REQUIRED TASK: Copy every line of the material below word for word.

EXERCISE INPUTS:
--------------------------------------------------

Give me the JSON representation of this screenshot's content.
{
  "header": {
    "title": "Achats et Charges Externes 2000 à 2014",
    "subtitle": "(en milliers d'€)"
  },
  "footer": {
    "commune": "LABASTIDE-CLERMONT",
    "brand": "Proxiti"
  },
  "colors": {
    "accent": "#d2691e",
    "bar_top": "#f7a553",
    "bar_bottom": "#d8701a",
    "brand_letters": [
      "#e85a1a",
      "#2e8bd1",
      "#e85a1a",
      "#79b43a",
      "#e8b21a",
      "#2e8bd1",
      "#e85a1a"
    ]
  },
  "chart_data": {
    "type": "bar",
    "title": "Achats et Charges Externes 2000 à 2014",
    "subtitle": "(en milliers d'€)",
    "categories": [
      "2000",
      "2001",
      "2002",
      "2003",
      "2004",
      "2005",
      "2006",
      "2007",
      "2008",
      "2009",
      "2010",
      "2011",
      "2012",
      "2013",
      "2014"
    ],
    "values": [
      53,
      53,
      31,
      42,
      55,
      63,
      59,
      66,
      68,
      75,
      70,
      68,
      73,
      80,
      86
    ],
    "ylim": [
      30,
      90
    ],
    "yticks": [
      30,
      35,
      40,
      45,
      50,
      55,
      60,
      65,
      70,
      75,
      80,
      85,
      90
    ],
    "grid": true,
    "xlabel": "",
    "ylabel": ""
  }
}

--------------------------------------------------

SOLUTION TO THIS PROBLEM:
Give me the JSON representation of this screenshot's content.
{
  "header": {
    "title": "Achats et Charges Externes 2000 à 2014",
    "subtitle": "(en milliers d'€)"
  },
  "footer": {
    "commune": "LABASTIDE-CLERMONT",
    "brand": "Proxiti"
  },
  "colors": {
    "accent": "#d2691e",
    "bar_top": "#f7a553",
    "bar_bottom": "#d8701a",
    "brand_letters": [
      "#e85a1a",
      "#2e8bd1",
      "#e85a1a",
      "#79b43a",
      "#e8b21a",
      "#2e8bd1",
      "#e85a1a"
    ]
  },
  "chart_data": {
    "type": "bar",
    "title": "Achats et Charges Externes 2000 à 2014",
    "subtitle": "(en milliers d'€)",
    "categories": [
      "2000",
      "2001",
      "2002",
      "2003",
      "2004",
      "2005",
      "2006",
      "2007",
      "2008",
      "2009",
      "2010",
      "2011",
      "2012",
      "2013",
      "2014"
    ],
    "values": [
      53,
      53,
      31,
      42,
      55,
      63,
      59,
      66,
      68,
      75,
      70,
      68,
      73,
      80,
      86
    ],
    "ylim": [
      30,
      90
    ],
    "yticks": [
      30,
      35,
      40,
      45,
      50,
      55,
      60,
      65,
      70,
      75,
      80,
      85,
      90
    ],
    "grid": true,
    "xlabel": "",
    "ylabel": ""
  }
}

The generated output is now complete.